◆ Provided text:
______________________________

In the Environment and Land Court at Mombasa
Appeal 37 of 2020
M Sila, J
June 8, 2022
Between
Qaydee (Quarry) Limited
Appellant
and
Michael Masumbuko Maraga
Respondent
(Being an appeal against the judgment of Hon. L.N Wasige, Principal Magistrate, delivered on 25 November 2020, in the suit Kaloleni PMCC, Land Suit No. 2 of 2018, Michael Masumbuko Maraga vs Qaydee Quarry Limited)
Judgment
(Respondent having sued the appellant claiming that the appellant’s quarrying activities have caused damage to his houses; respondent testifying and calling two of his neighbours to prove his case; the oral evidence of the respondent being that his house has developed cracks and one has fallen; appellant disputing the claim of the respondent; judgment entered for the respondent with the trial Magistrate concluding that the damage to the respondent’s house must have been due to the blasting activities of the appellant and making an order for assessment of the damage post judgment and exemplary damages; judgment reversed on appeal; the mere oral evidence of the respondent not sufficient to demonstrate that the cause of the damage to the houses was as a result of the appellant’s activities; no evidence led by the plaintiff about the soundness of his houses; the same were built without any approved plan and without any inspection; no expert evidence to demonstrate that the damage caused was consistent with damage that would be caused by quarrying activities; no evidence led on the actual damage and it was wrong for the trial Magistrate to order a post judgment assessment of the loss; exemplary damages; nature and when the same may be awarded; even assuming that the damage was caused by the activities of the appellant, no basis for the award of exemplary damages; appeal allowed)
1. Through a plaint filed on 4 September 2018, which plaint was subsequently amended, resting with the further amended plaint filed on 21 August 2019, the respondent sued the appellant, claiming that the appellant’s quarrying activities had caused damage to his two houses developed on the Plot No. 946 in Mwele Simakeli Demarcation Section. He pleaded in his plaint that his house was located about 400 metres from the appellant’s quarry and that in the year 2010 the appellant started extending its quarrying activities to near where he resides. He pleaded that in the year 2016 he noticed some cracks to his two houses and he engaged the services of a valuer M/s Elite Africa Valuers Limited, to undertake an assessment of the damage. It was pleaded that a report was made which concluded that the source of the cracks was the persistent blasts undertaken at the appellant’s quarry and that the house was risky for habitation. He pleaded that the appellant was guilty of negligence and/or nuisance and the following particulars were laid out :-a.Failure to uphold the duty of care owed to the neighbouring community, and addressing complaints raised by the neighbouring community.b.Failure to consult and acquire the consent of National Environment Management Authority (NEMA).c.Failure to consult and acquire the consent of the Local Authority and the plaintiff.d.Using the land bordering the plaintiff in a non-natural manner.e.Carrying its use of the land to cause harm to the plaintiff.

______________________________

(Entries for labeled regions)
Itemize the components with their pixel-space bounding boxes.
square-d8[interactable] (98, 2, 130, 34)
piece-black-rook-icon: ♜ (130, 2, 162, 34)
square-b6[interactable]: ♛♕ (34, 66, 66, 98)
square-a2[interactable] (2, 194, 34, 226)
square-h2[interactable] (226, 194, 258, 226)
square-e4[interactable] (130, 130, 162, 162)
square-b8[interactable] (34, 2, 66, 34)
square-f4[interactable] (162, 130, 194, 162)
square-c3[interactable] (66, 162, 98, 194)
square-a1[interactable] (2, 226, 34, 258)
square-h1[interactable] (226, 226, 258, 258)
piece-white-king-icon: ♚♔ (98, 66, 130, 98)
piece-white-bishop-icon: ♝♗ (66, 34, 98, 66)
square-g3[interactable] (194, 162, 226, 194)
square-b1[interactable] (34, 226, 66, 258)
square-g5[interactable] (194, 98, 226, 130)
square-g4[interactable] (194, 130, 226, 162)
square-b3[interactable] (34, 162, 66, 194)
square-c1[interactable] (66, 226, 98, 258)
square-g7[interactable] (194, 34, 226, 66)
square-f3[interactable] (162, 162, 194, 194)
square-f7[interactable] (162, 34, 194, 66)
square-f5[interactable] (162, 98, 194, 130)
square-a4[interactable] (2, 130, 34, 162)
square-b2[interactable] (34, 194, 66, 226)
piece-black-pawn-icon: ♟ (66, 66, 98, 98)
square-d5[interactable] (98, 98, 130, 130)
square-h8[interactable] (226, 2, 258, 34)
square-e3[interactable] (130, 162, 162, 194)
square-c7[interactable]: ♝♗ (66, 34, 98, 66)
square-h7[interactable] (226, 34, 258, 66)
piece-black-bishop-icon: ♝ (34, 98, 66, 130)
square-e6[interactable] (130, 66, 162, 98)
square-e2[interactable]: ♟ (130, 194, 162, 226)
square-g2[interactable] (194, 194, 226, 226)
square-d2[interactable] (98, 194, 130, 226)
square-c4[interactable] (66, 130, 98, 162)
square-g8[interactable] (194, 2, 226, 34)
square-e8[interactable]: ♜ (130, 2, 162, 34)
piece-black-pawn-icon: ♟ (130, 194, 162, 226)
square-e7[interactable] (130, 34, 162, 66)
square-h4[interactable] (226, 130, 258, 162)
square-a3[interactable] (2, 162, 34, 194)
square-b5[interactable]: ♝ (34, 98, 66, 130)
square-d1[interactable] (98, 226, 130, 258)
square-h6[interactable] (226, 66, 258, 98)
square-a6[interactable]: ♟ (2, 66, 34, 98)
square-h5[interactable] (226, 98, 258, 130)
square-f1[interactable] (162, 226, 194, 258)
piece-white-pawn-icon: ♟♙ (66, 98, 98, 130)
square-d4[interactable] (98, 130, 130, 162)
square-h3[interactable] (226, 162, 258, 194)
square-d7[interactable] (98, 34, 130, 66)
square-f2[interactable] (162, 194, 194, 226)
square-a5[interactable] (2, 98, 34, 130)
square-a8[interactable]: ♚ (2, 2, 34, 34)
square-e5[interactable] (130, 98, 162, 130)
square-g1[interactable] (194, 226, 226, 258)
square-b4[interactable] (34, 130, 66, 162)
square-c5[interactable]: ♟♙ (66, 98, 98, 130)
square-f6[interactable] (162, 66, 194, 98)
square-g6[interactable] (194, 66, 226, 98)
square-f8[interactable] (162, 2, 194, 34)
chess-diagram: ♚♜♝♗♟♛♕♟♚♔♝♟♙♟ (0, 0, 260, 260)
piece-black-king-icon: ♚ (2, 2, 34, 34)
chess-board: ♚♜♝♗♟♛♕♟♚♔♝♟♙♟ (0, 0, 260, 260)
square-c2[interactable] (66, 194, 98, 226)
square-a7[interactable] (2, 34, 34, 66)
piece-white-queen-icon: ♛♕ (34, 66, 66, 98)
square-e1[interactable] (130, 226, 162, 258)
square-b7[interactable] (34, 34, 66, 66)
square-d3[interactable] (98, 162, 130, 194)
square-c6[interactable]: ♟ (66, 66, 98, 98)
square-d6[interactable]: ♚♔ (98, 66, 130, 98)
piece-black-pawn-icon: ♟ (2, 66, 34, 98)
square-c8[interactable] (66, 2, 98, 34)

______________________________

◆ Task to complete: Quote the part of the judgment that begins at the words "In the Environment" and stops after "Qaydee Quarry Limited)". Work only from the judgment and not from the material.

◆ Response to the task:
In the Environment and Land Court at Mombasa
Appeal 37 of 2020
M Sila, J
June 8, 2022
Between
Qaydee (Quarry) Limited
Appellant
and
Michael Masumbuko Maraga
Respondent
(Being an appeal against the judgment of Hon. L.N Wasige, Principal Magistrate, delivered on 25 November 2020, in the suit Kaloleni PMCC, Land Suit No. 2 of 2018, Michael Masumbuko Maraga vs Qaydee Quarry Limited)